== Data for processing

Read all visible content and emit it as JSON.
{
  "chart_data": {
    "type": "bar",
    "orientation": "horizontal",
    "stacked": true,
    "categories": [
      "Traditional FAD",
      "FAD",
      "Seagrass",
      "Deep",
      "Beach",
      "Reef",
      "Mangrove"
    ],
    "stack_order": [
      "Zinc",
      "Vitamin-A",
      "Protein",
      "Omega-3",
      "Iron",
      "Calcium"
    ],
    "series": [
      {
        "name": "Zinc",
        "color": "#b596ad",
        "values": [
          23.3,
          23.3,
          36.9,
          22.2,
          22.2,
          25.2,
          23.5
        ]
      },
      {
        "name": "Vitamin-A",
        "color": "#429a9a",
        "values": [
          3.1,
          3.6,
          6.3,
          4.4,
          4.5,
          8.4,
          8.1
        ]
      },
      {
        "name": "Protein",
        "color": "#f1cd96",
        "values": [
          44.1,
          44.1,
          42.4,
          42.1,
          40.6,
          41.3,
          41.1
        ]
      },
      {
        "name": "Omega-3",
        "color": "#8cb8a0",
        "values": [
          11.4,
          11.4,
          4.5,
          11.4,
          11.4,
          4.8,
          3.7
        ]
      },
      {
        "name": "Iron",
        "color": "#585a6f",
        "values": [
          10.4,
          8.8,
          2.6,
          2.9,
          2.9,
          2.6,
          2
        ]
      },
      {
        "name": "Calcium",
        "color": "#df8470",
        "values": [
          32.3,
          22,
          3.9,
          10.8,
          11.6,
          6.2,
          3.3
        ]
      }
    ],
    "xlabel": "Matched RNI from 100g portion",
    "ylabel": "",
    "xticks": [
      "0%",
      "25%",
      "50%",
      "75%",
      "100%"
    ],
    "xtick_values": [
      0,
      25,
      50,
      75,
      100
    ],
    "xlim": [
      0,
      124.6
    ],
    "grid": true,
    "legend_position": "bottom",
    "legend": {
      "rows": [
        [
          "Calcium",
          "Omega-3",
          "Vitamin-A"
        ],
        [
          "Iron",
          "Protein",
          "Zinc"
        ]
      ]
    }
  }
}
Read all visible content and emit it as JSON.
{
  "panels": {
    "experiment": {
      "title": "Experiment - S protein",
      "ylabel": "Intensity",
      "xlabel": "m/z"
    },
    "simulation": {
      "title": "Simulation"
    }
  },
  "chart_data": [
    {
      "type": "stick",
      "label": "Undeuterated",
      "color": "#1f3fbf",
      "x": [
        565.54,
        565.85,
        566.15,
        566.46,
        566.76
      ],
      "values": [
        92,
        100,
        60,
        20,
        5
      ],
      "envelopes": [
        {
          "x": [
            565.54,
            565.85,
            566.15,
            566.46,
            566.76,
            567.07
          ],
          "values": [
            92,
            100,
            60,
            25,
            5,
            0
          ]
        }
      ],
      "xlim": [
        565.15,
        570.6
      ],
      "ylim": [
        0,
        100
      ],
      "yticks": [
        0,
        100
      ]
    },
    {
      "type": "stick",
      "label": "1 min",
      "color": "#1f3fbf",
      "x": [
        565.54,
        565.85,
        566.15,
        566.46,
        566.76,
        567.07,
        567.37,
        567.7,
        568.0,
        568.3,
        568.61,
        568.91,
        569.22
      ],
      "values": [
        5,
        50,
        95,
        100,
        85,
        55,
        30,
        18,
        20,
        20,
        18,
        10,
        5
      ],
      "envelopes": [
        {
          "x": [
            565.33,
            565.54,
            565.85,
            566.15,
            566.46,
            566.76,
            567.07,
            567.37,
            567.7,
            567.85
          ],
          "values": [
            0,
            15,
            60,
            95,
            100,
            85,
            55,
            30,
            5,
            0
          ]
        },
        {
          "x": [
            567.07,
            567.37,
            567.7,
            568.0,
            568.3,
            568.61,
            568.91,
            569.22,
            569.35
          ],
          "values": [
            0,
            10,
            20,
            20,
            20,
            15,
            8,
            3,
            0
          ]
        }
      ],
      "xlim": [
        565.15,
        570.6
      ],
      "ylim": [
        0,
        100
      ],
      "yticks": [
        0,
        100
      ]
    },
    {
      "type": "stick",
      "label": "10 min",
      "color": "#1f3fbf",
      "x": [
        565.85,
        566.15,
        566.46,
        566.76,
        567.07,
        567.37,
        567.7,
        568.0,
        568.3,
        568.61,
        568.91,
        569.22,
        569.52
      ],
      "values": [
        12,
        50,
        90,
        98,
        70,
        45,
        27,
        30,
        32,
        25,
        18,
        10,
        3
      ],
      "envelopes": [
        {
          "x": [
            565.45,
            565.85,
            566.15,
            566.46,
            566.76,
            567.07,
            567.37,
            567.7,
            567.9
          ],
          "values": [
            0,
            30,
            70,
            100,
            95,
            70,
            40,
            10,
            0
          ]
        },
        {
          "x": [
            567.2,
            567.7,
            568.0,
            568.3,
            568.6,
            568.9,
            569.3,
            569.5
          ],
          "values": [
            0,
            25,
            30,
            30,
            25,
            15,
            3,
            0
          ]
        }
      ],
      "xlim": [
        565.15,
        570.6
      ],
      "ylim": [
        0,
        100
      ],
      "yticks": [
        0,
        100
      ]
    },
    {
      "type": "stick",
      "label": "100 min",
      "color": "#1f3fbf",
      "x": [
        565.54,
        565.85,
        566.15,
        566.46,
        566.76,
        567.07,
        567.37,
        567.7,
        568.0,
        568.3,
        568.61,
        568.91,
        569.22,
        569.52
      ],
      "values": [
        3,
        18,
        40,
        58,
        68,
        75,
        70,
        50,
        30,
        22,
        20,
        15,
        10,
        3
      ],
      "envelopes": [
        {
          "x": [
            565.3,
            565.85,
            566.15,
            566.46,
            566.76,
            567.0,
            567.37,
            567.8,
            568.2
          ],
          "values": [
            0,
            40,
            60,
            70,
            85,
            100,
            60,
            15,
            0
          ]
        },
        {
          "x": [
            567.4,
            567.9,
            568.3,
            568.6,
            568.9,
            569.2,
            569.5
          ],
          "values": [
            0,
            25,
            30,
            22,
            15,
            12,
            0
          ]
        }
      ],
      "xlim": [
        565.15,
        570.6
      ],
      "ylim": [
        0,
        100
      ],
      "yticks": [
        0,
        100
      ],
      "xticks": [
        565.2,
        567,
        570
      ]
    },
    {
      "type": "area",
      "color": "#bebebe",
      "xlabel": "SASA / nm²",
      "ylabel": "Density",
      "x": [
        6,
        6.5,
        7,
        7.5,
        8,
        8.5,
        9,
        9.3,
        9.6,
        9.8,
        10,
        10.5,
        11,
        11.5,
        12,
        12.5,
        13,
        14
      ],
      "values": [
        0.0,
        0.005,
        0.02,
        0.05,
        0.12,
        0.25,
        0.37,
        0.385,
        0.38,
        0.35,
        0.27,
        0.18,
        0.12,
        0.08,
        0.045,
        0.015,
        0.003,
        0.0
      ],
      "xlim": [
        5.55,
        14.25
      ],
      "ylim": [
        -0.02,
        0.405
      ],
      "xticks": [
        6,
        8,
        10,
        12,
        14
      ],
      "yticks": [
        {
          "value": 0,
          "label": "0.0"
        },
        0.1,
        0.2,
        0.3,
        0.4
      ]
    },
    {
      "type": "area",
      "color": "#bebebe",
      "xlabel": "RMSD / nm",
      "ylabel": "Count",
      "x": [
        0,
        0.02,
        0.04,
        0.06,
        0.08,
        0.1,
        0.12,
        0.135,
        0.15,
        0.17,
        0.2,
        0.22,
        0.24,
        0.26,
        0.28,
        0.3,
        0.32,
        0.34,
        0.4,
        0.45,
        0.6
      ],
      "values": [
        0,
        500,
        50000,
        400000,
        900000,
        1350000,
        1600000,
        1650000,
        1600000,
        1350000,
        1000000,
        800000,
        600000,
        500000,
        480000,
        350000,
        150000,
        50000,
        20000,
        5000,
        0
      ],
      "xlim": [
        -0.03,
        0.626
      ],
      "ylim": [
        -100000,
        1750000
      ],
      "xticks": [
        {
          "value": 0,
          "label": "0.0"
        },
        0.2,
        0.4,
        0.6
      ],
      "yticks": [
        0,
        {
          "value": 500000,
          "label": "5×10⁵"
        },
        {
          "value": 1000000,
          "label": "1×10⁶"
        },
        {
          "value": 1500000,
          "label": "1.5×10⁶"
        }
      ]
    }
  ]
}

====

• Instructions for the task
Every line of the listing that holds "xlabel" should be found and copied.

• Output of the task
    "xlabel": "Matched RNI from 100g portion",
      "xlabel": "m/z"
      "xlabel": "SASA / nm²",
      "xlabel": "RMSD / nm",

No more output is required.